BRIEF
Pick out and copy every line of the material below that contains the string "header". Case matters when matching.

RECORDS FOR THE TASK
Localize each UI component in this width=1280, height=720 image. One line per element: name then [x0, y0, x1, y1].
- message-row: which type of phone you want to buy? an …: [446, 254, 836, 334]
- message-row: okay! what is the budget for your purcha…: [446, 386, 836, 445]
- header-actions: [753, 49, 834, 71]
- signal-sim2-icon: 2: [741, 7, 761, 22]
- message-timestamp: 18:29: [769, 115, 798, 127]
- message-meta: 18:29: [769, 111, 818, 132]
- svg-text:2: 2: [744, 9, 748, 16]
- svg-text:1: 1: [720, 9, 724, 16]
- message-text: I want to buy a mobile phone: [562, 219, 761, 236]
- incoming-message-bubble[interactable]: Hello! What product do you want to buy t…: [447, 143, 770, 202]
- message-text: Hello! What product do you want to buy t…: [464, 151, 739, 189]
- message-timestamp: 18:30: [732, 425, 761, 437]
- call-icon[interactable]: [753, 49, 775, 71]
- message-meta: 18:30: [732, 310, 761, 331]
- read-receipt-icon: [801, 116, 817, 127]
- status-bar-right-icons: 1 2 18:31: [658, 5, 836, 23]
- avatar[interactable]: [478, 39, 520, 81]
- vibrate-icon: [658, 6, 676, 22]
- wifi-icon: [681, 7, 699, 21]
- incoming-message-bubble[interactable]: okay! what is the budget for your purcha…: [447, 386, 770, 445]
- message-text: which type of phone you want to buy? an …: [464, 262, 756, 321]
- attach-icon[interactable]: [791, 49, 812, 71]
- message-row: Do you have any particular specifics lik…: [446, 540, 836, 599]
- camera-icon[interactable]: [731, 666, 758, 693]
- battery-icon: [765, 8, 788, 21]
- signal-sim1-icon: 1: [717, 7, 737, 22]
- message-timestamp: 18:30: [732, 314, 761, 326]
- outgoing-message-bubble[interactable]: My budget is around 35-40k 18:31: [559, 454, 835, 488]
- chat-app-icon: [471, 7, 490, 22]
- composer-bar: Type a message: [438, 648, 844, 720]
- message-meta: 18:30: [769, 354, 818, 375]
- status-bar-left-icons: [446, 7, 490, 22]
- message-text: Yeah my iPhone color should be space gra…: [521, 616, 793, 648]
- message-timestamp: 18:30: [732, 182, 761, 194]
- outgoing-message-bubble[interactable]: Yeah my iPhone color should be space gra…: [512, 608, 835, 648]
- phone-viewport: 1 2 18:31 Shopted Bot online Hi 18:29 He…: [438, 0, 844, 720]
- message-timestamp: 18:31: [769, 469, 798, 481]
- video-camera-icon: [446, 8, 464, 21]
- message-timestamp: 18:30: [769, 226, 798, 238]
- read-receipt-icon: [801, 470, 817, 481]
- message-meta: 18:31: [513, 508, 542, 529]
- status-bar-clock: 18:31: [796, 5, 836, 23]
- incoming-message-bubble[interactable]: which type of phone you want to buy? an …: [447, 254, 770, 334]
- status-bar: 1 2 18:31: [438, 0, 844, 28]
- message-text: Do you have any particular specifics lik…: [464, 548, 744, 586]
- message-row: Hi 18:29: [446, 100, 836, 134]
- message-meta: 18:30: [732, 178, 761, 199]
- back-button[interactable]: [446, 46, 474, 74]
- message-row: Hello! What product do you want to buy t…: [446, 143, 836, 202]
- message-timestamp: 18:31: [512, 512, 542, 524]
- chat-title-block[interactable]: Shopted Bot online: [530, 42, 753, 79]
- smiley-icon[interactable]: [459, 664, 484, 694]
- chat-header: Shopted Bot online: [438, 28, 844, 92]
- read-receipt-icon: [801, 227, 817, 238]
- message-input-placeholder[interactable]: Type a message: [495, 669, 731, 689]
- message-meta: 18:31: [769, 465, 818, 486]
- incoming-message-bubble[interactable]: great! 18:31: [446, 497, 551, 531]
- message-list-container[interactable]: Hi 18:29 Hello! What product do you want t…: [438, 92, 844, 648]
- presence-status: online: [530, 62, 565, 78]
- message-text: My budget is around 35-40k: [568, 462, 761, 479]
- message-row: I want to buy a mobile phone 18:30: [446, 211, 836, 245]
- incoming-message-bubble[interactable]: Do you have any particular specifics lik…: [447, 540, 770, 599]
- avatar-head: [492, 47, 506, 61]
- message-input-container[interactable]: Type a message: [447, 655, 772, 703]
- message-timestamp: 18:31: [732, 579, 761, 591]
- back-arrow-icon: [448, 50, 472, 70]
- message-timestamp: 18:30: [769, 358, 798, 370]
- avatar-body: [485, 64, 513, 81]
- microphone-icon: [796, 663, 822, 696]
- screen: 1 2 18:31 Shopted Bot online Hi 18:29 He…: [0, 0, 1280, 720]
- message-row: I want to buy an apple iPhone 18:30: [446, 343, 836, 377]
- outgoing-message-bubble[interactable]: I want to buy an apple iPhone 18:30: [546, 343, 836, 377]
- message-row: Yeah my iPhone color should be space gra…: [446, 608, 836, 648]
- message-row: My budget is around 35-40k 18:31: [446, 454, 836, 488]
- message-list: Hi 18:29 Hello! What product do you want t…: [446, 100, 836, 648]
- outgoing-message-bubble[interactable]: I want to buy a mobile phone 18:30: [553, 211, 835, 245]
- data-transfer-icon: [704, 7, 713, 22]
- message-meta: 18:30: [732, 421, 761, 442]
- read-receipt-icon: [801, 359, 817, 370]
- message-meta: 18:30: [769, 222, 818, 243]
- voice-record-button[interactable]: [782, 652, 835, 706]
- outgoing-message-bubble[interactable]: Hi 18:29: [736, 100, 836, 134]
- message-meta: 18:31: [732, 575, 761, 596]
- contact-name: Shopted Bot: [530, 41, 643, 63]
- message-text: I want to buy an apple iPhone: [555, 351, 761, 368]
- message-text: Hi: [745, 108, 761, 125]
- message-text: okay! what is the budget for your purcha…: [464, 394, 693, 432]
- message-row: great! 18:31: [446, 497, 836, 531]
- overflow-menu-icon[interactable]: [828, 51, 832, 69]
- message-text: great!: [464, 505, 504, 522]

RESULT OF THIS TASK
- header-actions: [753, 49, 834, 71]
- chat-header: Shopted Bot online: [438, 28, 844, 92]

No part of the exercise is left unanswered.